--- Information given ---
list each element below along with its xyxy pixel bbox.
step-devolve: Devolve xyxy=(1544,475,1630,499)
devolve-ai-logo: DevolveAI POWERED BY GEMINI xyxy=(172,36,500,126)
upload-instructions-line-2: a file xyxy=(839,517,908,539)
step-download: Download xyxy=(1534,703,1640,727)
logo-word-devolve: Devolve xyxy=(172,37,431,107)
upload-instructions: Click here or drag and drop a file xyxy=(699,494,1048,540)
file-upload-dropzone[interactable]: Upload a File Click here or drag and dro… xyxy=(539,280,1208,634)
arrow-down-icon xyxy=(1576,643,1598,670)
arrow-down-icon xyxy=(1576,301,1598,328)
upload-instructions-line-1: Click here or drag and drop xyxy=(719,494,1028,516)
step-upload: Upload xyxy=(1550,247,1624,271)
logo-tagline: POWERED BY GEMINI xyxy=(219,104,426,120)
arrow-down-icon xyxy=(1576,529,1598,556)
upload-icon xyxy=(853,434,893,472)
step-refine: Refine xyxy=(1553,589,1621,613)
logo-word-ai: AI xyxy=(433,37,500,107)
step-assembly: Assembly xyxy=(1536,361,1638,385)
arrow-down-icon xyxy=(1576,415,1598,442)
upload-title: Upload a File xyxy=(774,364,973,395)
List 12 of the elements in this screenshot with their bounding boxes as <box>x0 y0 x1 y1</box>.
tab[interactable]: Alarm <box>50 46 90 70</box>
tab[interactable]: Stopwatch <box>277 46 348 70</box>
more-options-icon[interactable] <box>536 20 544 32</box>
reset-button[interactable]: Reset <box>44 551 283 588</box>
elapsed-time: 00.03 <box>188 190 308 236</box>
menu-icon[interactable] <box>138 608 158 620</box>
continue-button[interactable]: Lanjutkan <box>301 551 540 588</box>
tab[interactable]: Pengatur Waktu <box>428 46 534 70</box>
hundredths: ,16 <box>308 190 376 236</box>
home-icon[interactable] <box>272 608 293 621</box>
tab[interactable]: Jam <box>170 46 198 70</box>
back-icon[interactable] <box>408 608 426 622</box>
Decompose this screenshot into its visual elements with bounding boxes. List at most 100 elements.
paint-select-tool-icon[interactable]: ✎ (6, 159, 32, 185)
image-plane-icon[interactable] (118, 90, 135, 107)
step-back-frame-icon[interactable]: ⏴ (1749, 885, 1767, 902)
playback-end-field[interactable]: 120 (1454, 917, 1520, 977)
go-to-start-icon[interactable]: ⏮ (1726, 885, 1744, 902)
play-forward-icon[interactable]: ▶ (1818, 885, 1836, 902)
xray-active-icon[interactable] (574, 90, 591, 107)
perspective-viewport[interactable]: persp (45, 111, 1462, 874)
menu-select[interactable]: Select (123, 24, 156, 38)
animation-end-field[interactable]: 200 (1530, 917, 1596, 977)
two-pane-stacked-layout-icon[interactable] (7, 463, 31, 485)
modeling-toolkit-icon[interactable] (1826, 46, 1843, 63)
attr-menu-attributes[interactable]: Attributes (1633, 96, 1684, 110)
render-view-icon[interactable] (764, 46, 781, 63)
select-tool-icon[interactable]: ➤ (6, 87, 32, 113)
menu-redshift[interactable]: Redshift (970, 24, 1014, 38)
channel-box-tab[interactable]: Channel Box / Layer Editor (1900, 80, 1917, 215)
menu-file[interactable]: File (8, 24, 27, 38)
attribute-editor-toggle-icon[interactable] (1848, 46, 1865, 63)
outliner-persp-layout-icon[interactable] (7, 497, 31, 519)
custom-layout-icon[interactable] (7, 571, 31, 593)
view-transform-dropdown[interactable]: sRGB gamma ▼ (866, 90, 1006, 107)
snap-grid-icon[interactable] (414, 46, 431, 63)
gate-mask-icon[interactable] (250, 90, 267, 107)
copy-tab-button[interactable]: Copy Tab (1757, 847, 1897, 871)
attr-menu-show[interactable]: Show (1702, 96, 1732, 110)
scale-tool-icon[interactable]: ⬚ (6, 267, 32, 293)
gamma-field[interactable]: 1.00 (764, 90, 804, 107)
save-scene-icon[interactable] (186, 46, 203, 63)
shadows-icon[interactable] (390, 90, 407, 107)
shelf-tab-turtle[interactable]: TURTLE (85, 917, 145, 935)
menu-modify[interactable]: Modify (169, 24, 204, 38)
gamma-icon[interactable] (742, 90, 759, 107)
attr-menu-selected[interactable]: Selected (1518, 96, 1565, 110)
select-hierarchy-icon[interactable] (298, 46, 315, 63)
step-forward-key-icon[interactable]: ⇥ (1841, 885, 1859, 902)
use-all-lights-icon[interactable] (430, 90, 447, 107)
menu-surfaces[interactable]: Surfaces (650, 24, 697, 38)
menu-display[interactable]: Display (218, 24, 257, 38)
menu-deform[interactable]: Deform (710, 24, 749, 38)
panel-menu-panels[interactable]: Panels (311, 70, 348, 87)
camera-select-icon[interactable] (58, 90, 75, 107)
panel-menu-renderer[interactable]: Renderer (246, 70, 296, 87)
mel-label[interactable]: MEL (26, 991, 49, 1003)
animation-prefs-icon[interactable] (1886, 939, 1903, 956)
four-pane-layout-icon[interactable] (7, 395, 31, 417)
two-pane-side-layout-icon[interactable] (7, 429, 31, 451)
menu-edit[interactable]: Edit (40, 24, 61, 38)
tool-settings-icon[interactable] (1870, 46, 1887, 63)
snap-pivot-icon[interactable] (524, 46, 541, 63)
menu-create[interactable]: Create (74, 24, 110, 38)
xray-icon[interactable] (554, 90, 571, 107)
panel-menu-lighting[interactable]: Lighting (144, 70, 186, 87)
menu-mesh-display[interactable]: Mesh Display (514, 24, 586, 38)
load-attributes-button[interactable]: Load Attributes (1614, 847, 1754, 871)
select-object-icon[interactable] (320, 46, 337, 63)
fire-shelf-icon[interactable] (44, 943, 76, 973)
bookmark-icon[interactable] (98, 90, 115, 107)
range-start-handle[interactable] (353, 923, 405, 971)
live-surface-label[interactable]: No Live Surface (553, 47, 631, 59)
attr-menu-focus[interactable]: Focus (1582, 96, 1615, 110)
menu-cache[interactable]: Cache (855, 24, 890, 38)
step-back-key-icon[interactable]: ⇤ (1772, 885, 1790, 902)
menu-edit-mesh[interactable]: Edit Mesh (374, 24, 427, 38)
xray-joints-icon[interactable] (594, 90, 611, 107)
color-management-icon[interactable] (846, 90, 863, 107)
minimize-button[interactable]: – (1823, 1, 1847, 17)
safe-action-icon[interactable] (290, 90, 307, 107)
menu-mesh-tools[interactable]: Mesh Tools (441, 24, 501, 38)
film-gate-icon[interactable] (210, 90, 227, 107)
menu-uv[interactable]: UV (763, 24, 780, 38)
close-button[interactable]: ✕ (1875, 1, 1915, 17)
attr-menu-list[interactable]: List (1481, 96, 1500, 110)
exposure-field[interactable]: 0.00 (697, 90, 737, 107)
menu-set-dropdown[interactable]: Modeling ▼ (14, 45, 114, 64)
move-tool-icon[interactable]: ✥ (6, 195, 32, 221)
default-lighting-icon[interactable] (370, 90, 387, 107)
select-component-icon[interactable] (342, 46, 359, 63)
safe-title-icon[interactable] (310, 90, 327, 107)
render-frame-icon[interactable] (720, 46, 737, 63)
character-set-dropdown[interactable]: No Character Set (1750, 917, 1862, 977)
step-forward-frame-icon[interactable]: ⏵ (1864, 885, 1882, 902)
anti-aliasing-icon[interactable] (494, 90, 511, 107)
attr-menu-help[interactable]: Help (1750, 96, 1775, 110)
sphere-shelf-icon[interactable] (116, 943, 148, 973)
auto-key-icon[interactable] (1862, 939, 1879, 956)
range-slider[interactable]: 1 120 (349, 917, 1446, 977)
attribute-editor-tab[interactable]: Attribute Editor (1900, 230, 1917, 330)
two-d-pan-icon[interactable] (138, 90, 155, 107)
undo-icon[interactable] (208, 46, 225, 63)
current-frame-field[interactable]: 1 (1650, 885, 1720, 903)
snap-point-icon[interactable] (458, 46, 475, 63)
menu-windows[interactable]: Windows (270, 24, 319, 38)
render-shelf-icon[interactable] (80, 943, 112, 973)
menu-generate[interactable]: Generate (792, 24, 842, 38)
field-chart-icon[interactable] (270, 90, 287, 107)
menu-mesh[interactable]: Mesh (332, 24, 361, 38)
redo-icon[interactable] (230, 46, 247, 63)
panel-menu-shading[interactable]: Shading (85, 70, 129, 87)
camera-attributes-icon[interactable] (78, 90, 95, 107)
---
— Problem to work on —
Can you arrange the stretch from the start of the data through the line containing "step-refine: Refine xyxy=(1553,589,1621,613)" as a numbered list, leaving out any blank lines?

— Exercise result —
1. list each element below along with its xyxy pixel bbox.
2. step-devolve: Devolve xyxy=(1544,475,1630,499)
3. devolve-ai-logo: DevolveAI POWERED BY GEMINI xyxy=(172,36,500,126)
4. upload-instructions-line-2: a file xyxy=(839,517,908,539)
5. step-download: Download xyxy=(1534,703,1640,727)
6. logo-word-devolve: Devolve xyxy=(172,37,431,107)
7. upload-instructions: Click here or drag and drop a file xyxy=(699,494,1048,540)
8. file-upload-dropzone[interactable]: Upload a File Click here or drag and dro… xyxy=(539,280,1208,634)
9. arrow-down-icon xyxy=(1576,643,1598,670)
10. arrow-down-icon xyxy=(1576,301,1598,328)
11. upload-instructions-line-1: Click here or drag and drop xyxy=(719,494,1028,516)
12. step-upload: Upload xyxy=(1550,247,1624,271)
13. logo-tagline: POWERED BY GEMINI xyxy=(219,104,426,120)
14. arrow-down-icon xyxy=(1576,529,1598,556)
15. upload-icon xyxy=(853,434,893,472)
16. step-refine: Refine xyxy=(1553,589,1621,613)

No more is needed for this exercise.